**Record set**
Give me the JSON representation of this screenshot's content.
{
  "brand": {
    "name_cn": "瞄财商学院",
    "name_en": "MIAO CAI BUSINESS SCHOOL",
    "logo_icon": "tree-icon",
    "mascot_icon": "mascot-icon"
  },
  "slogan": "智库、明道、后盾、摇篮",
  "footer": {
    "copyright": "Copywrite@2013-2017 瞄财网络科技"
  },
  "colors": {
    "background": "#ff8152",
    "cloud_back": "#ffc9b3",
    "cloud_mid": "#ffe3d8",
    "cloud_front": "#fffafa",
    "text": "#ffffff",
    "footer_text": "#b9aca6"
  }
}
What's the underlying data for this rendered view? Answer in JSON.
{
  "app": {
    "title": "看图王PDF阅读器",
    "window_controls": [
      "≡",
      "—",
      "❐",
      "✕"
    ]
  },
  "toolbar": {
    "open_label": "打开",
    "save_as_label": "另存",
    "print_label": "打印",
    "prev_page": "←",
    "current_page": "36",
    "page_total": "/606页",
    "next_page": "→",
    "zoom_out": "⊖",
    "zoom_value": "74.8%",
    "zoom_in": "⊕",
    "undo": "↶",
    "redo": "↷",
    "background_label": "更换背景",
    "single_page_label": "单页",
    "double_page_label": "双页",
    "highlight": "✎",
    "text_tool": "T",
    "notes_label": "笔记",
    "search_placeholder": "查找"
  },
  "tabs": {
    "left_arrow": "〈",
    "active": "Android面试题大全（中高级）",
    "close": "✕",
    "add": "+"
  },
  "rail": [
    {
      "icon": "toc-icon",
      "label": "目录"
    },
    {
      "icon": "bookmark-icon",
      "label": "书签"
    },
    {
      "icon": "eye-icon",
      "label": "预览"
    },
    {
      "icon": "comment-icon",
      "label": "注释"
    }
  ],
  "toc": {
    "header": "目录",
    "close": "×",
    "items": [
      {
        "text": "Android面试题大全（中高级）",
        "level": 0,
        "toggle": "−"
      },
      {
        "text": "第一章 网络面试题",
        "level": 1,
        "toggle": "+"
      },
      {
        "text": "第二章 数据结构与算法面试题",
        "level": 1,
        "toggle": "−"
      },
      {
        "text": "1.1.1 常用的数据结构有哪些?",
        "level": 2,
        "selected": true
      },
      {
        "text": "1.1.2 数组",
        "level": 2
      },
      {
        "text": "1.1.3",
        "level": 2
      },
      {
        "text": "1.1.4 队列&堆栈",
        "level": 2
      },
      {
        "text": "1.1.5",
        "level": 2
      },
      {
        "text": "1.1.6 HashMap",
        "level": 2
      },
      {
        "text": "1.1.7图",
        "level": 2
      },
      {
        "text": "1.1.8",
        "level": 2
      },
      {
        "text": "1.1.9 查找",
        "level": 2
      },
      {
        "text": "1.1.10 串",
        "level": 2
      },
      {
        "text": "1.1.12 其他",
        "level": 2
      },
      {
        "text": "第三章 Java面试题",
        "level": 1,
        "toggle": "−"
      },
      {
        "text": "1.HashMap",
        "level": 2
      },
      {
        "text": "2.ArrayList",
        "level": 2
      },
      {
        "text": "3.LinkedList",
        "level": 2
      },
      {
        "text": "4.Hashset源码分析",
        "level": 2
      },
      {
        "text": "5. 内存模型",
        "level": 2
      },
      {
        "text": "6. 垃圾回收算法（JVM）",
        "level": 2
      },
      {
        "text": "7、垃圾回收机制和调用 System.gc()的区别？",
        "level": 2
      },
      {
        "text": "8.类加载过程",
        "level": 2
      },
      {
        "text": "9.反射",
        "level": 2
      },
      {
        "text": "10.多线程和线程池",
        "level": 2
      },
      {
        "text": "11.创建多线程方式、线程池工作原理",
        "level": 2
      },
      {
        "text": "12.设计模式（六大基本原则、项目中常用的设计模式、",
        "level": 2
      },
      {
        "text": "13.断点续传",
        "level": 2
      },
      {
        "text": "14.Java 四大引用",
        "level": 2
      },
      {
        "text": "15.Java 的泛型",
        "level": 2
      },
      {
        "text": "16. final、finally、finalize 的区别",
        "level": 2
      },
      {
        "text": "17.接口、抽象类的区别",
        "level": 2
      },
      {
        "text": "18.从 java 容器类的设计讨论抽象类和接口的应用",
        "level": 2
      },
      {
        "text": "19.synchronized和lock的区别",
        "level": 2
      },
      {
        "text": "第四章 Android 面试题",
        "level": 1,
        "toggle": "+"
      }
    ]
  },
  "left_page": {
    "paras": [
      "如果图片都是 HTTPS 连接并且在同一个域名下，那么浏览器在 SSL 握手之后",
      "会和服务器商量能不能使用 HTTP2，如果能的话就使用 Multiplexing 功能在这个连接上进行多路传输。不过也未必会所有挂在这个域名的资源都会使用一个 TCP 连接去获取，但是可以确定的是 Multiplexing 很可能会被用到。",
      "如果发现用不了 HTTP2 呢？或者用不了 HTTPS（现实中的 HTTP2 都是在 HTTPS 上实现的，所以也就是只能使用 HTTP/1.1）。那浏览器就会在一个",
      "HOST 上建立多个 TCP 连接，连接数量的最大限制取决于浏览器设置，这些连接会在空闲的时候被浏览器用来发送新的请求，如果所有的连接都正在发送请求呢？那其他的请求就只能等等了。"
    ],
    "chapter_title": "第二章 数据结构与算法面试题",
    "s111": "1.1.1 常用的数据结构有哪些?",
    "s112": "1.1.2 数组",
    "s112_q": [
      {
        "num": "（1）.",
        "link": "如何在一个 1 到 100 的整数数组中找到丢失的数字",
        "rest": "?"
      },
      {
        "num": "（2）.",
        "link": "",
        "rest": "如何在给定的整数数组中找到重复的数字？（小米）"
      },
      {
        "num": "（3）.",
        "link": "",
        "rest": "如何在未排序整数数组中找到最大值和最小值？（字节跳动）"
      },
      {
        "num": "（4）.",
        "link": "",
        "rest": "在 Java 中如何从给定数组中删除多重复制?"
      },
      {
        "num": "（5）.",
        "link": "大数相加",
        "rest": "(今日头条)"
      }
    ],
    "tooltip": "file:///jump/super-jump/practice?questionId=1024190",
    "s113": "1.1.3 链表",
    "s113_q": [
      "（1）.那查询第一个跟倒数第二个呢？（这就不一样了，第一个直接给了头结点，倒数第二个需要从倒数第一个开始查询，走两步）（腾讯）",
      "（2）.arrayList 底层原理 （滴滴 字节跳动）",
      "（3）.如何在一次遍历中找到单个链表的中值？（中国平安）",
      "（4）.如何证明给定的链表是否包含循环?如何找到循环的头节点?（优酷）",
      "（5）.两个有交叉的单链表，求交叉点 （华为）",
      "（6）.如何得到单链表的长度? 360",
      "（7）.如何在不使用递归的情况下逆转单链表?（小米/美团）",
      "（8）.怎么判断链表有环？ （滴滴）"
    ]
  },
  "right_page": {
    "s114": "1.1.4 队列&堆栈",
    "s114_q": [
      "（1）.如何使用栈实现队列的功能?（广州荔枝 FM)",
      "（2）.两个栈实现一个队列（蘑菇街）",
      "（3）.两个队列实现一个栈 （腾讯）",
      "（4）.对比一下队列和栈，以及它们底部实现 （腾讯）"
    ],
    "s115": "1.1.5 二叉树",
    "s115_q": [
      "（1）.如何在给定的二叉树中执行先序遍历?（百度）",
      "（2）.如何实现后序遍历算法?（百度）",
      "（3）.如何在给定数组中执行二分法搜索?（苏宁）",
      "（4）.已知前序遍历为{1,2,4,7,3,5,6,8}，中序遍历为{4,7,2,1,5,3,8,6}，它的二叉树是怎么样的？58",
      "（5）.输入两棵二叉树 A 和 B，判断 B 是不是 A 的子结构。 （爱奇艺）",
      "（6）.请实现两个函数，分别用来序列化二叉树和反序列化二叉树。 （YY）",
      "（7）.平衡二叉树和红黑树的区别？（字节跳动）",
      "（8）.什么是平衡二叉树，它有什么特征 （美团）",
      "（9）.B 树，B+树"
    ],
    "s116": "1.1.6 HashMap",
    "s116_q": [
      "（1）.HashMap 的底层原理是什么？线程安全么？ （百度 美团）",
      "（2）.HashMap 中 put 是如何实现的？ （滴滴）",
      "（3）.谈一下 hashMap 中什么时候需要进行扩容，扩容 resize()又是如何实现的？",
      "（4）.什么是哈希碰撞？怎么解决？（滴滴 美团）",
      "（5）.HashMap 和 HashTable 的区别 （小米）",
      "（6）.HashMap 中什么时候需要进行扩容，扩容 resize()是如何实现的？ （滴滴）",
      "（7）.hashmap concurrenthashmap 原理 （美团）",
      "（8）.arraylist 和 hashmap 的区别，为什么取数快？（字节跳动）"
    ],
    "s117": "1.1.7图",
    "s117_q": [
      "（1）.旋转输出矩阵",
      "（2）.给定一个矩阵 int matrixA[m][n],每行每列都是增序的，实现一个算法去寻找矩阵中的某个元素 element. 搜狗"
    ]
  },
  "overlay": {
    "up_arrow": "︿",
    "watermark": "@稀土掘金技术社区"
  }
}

**Aim**
Of the lines above, how many hold the string "数据结构与算法面试题"? Answer with only the number.

**Task output**
2